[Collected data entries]
%%

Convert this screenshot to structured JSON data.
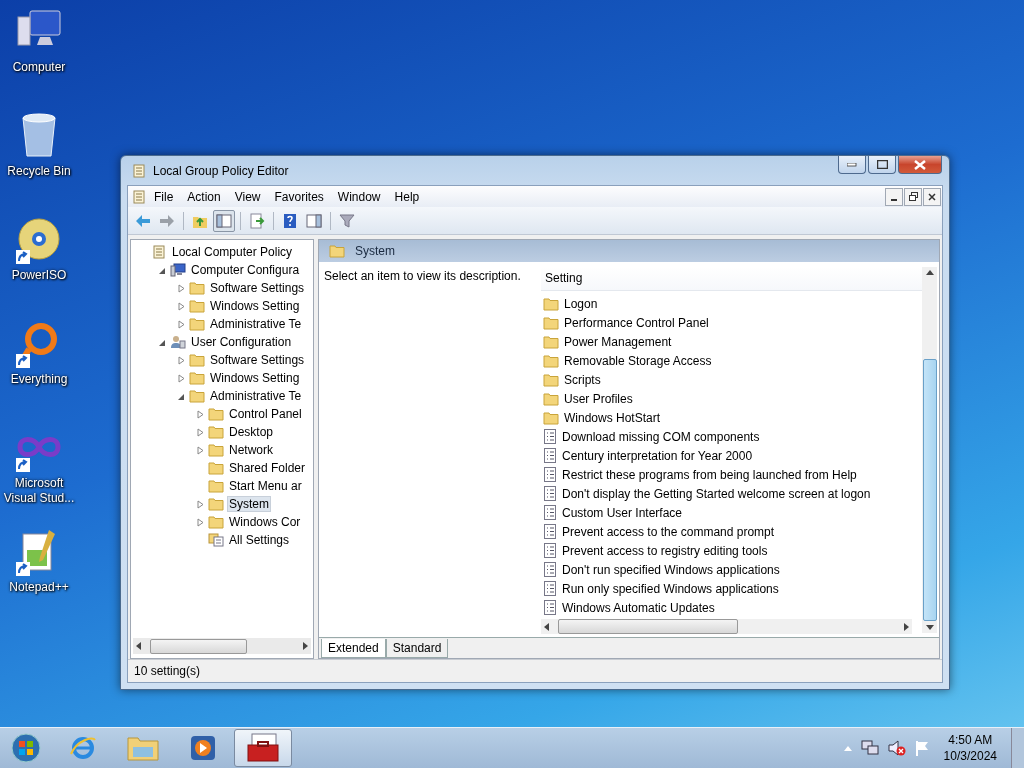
{
  "desktop_icons": [
    {
      "kind": "computer",
      "label": "Computer",
      "shortcut": false
    },
    {
      "kind": "recycle-bin",
      "label": "Recycle Bin",
      "shortcut": false
    },
    {
      "kind": "disc",
      "label": "PowerISO",
      "shortcut": true
    },
    {
      "kind": "ring",
      "label": "Everything",
      "shortcut": true
    },
    {
      "kind": "infinity",
      "label": "Microsoft Visual Stud...",
      "shortcut": true
    },
    {
      "kind": "notepad",
      "label": "Notepad++",
      "shortcut": true
    }
  ],
  "window": {
    "title": "Local Group Policy Editor",
    "menu": [
      "File",
      "Action",
      "View",
      "Favorites",
      "Window",
      "Help"
    ],
    "toolbar": [
      {
        "kind": "back",
        "pressed": false
      },
      {
        "kind": "forward",
        "pressed": false
      },
      {
        "kind": "sep"
      },
      {
        "kind": "up",
        "pressed": false
      },
      {
        "kind": "tree",
        "pressed": true
      },
      {
        "kind": "sep"
      },
      {
        "kind": "export",
        "pressed": false
      },
      {
        "kind": "sep"
      },
      {
        "kind": "help",
        "pressed": false
      },
      {
        "kind": "pane",
        "pressed": false
      },
      {
        "kind": "sep"
      },
      {
        "kind": "filter",
        "pressed": false
      }
    ],
    "tree": [
      {
        "label": "Local Computer Policy",
        "kind": "policy",
        "selected": false,
        "children": [
          {
            "label": "Computer Configura",
            "kind": "computer",
            "expanded": true,
            "selected": false,
            "children": [
              {
                "label": "Software Settings",
                "kind": "folder",
                "expanded": false,
                "selected": false
              },
              {
                "label": "Windows Setting",
                "kind": "folder",
                "expanded": false,
                "selected": false
              },
              {
                "label": "Administrative Te",
                "kind": "folder",
                "expanded": false,
                "selected": false
              }
            ]
          },
          {
            "label": "User Configuration",
            "kind": "user",
            "expanded": true,
            "selected": false,
            "children": [
              {
                "label": "Software Settings",
                "kind": "folder",
                "expanded": false,
                "selected": false
              },
              {
                "label": "Windows Setting",
                "kind": "folder",
                "expanded": false,
                "selected": false
              },
              {
                "label": "Administrative Te",
                "kind": "folder",
                "expanded": true,
                "selected": false,
                "children": [
                  {
                    "label": "Control Panel",
                    "kind": "folder",
                    "expanded": false,
                    "selected": false
                  },
                  {
                    "label": "Desktop",
                    "kind": "folder",
                    "expanded": false,
                    "selected": false
                  },
                  {
                    "label": "Network",
                    "kind": "folder",
                    "expanded": false,
                    "selected": false
                  },
                  {
                    "label": "Shared Folder",
                    "kind": "folder",
                    "selected": false
                  },
                  {
                    "label": "Start Menu ar",
                    "kind": "folder",
                    "selected": false
                  },
                  {
                    "label": "System",
                    "kind": "folder",
                    "expanded": false,
                    "selected": true
                  },
                  {
                    "label": "Windows Cor",
                    "kind": "folder",
                    "expanded": false,
                    "selected": false
                  },
                  {
                    "label": "All Settings",
                    "kind": "settings",
                    "selected": false
                  }
                ]
              }
            ]
          }
        ]
      }
    ],
    "header": "System",
    "description": "Select an item to view its description.",
    "column": "Setting",
    "settings": [
      {
        "kind": "folder",
        "label": "Logon"
      },
      {
        "kind": "folder",
        "label": "Performance Control Panel"
      },
      {
        "kind": "folder",
        "label": "Power Management"
      },
      {
        "kind": "folder",
        "label": "Removable Storage Access"
      },
      {
        "kind": "folder",
        "label": "Scripts"
      },
      {
        "kind": "folder",
        "label": "User Profiles"
      },
      {
        "kind": "folder",
        "label": "Windows HotStart"
      },
      {
        "kind": "policy",
        "label": "Download missing COM components"
      },
      {
        "kind": "policy",
        "label": "Century interpretation for Year 2000"
      },
      {
        "kind": "policy",
        "label": "Restrict these programs from being launched from Help"
      },
      {
        "kind": "policy",
        "label": "Don't display the Getting Started welcome screen at logon"
      },
      {
        "kind": "policy",
        "label": "Custom User Interface"
      },
      {
        "kind": "policy",
        "label": "Prevent access to the command prompt"
      },
      {
        "kind": "policy",
        "label": "Prevent access to registry editing tools"
      },
      {
        "kind": "policy",
        "label": "Don't run specified Windows applications"
      },
      {
        "kind": "policy",
        "label": "Run only specified Windows applications"
      },
      {
        "kind": "policy",
        "label": "Windows Automatic Updates"
      }
    ],
    "tabs": [
      {
        "label": "Extended",
        "selected": true
      },
      {
        "label": "Standard",
        "selected": false
      }
    ],
    "status": "10 setting(s)"
  },
  "taskbar": {
    "items": [
      {
        "kind": "ie",
        "active": false
      },
      {
        "kind": "explorer",
        "active": false
      },
      {
        "kind": "media",
        "active": false
      },
      {
        "kind": "toolbox",
        "active": true
      }
    ],
    "time": "4:50 AM",
    "date": "10/3/2024"
  }
}
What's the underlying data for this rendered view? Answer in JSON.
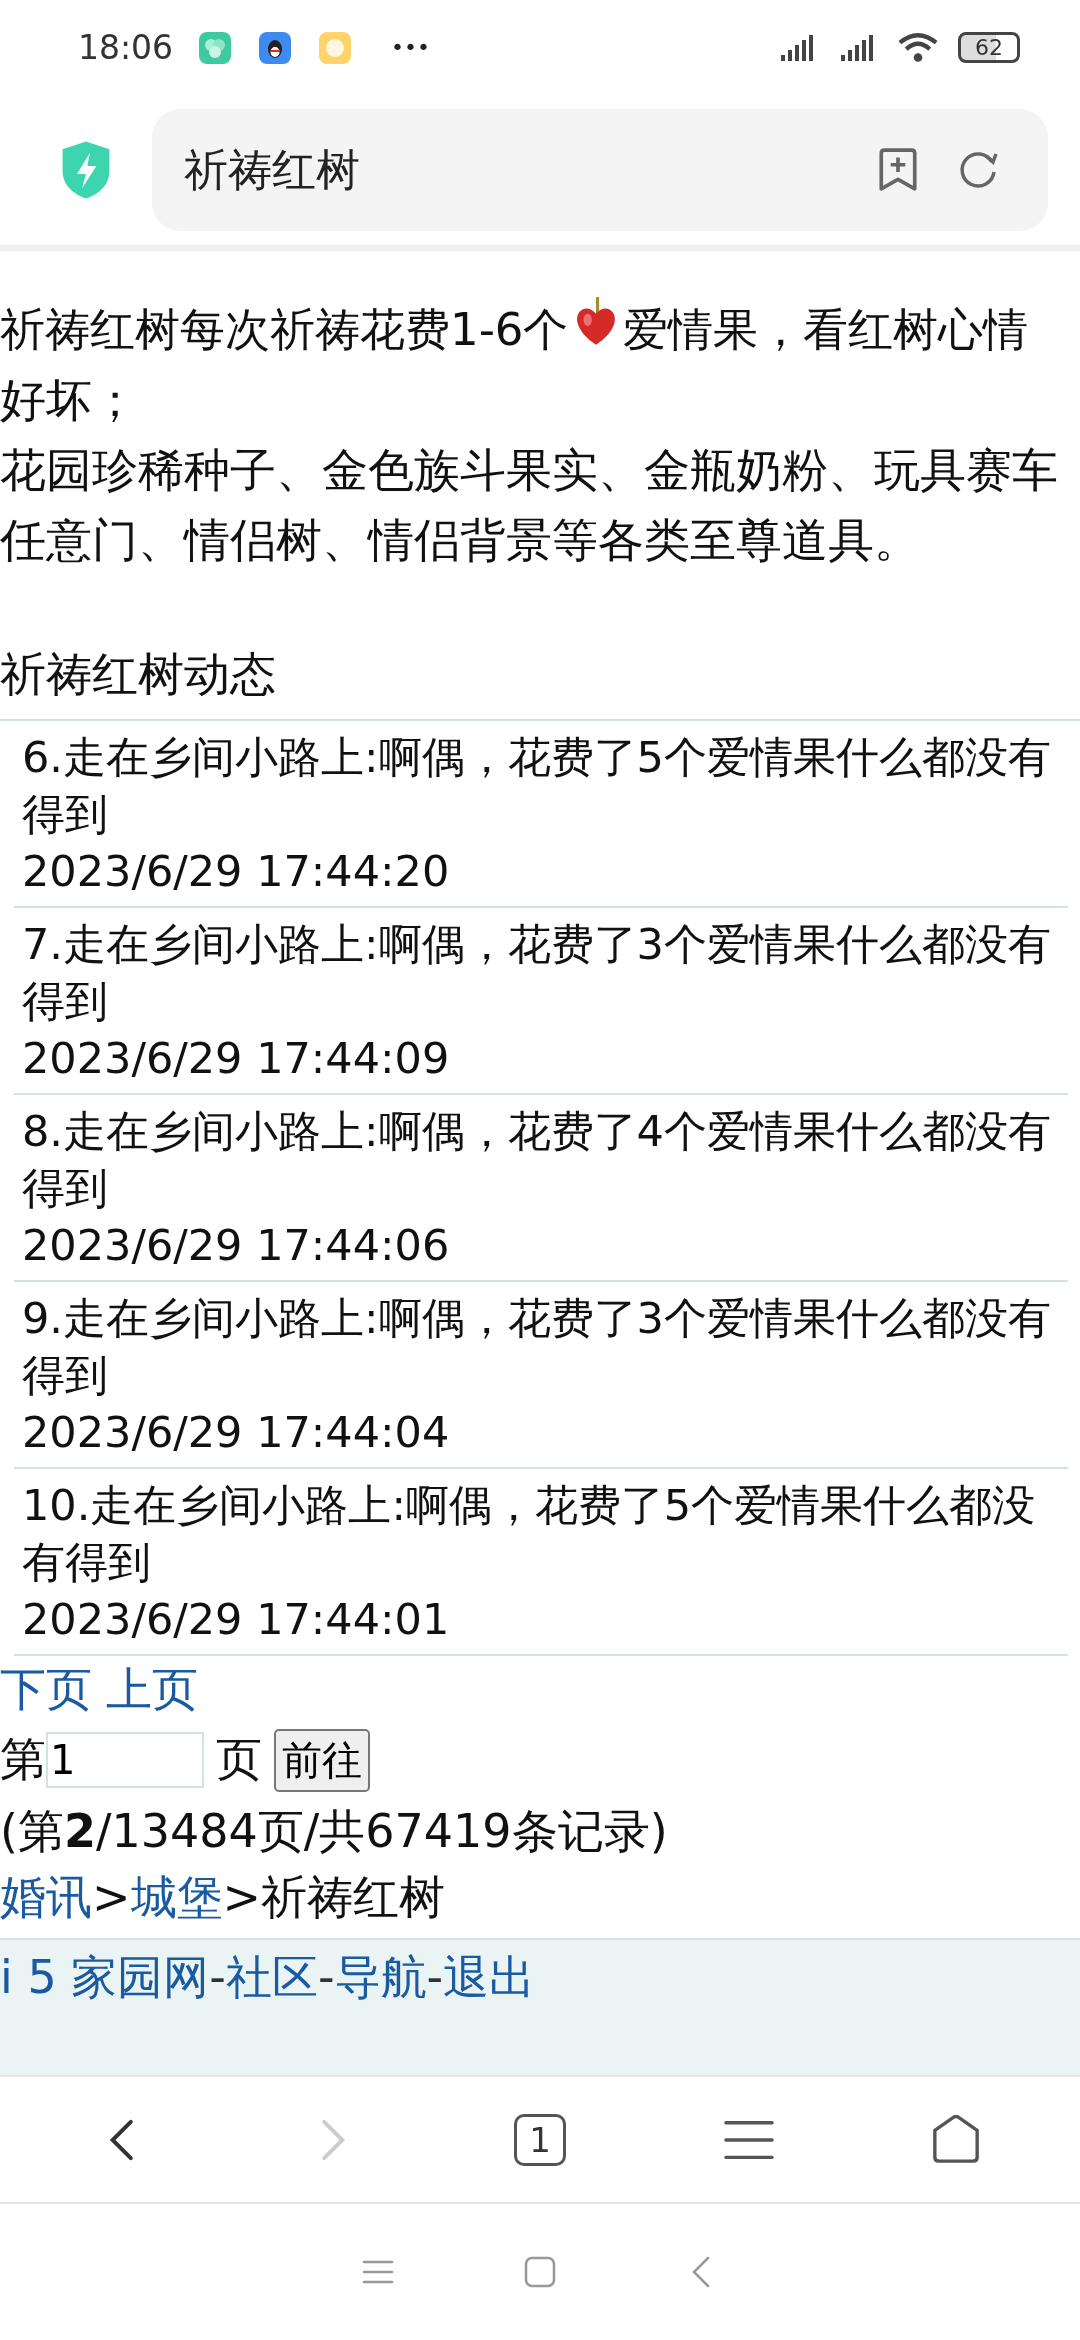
{
  "status_bar": {
    "time": "18:06",
    "more": "•••",
    "battery": "62"
  },
  "address_bar": {
    "title": "祈祷红树"
  },
  "intro": {
    "before_icon": "祈祷红树每次祈祷花费1-6个",
    "after_icon": "爱情果，看红树心情",
    "continuation": "好坏；",
    "items_text": "花园珍稀种子、金色族斗果实、金瓶奶粉、玩具赛车任意门、情侣树、情侣背景等各类至尊道具。"
  },
  "section_title": "祈祷红树动态",
  "records": [
    {
      "text": "6.走在乡间小路上:啊偶，花费了5个爱情果什么都没有得到",
      "time": "2023/6/29 17:44:20"
    },
    {
      "text": "7.走在乡间小路上:啊偶，花费了3个爱情果什么都没有得到",
      "time": "2023/6/29 17:44:09"
    },
    {
      "text": "8.走在乡间小路上:啊偶，花费了4个爱情果什么都没有得到",
      "time": "2023/6/29 17:44:06"
    },
    {
      "text": "9.走在乡间小路上:啊偶，花费了3个爱情果什么都没有得到",
      "time": "2023/6/29 17:44:04"
    },
    {
      "text": "10.走在乡间小路上:啊偶，花费了5个爱情果什么都没有得到",
      "time": "2023/6/29 17:44:01"
    }
  ],
  "pager": {
    "links": [
      "下页",
      "上页"
    ],
    "prefix": "第",
    "page_value": "1",
    "suffix": "页",
    "go_button": "前往",
    "summary": "(第**2**/13484页/共67419条记录)"
  },
  "breadcrumb": {
    "separator": ">",
    "items": [
      {
        "label": "婚讯",
        "link": true
      },
      {
        "label": "城堡",
        "link": true
      },
      {
        "label": "祈祷红树",
        "link": false
      }
    ]
  },
  "footer": {
    "separator": "-",
    "links": [
      "i 5 家园网",
      "社区",
      "导航",
      "退出"
    ]
  },
  "toolbar": {
    "tab_count": "1",
    "forward_disabled": true
  }
}
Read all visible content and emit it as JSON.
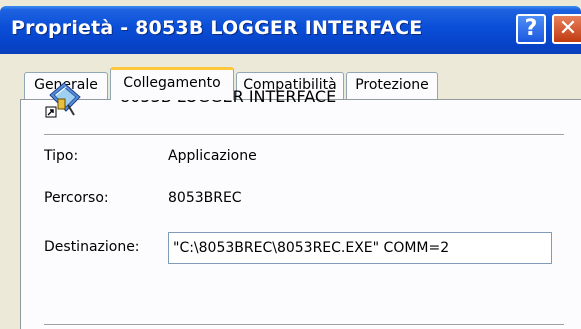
{
  "window": {
    "title": "Proprietà - 8053B LOGGER INTERFACE",
    "help_label": "?",
    "close_label": "✕"
  },
  "tabs": [
    {
      "label": "Generale",
      "active": false
    },
    {
      "label": "Collegamento",
      "active": true
    },
    {
      "label": "Compatibilità",
      "active": false
    },
    {
      "label": "Protezione",
      "active": false
    }
  ],
  "shortcut": {
    "icon": "program-shortcut-icon",
    "name": "8053B LOGGER INTERFACE",
    "type_label": "Tipo:",
    "type_value": "Applicazione",
    "path_label": "Percorso:",
    "path_value": "8053BREC",
    "target_label": "Destinazione:",
    "target_value": "\"C:\\8053BREC\\8053REC.EXE\" COMM=2"
  },
  "colors": {
    "titlebar": "#0a4ed8",
    "active_tab_accent": "#ffc83c",
    "dialog_bg": "#ece9d8",
    "close_button": "#c13b12"
  }
}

%%

*GIVEN PROBLEM*: Print again, word for word, every line from the line with "Read all visible content and emit it as JSON." to the final line of the records, inclusive; skip the pictures.

*SOLUTION FOR THIS TASK*:
Read all visible content and emit it as JSON.
{
  "window": {
    "title": "Proprietà - 8053B LOGGER INTERFACE",
    "help_label": "?",
    "close_label": "✕"
  },
  "tabs": [
    {
      "label": "Generale",
      "active": false
    },
    {
      "label": "Collegamento",
      "active": true
    },
    {
      "label": "Compatibilità",
      "active": false
    },
    {
      "label": "Protezione",
      "active": false
    }
  ],
  "shortcut": {
    "icon": "program-shortcut-icon",
    "name": "8053B LOGGER INTERFACE",
    "type_label": "Tipo:",
    "type_value": "Applicazione",
    "path_label": "Percorso:",
    "path_value": "8053BREC",
    "target_label": "Destinazione:",
    "target_value": "\"C:\\8053BREC\\8053REC.EXE\" COMM=2"
  },
  "colors": {
    "titlebar": "#0a4ed8",
    "active_tab_accent": "#ffc83c",
    "dialog_bg": "#ece9d8",
    "close_button": "#c13b12"
  }
}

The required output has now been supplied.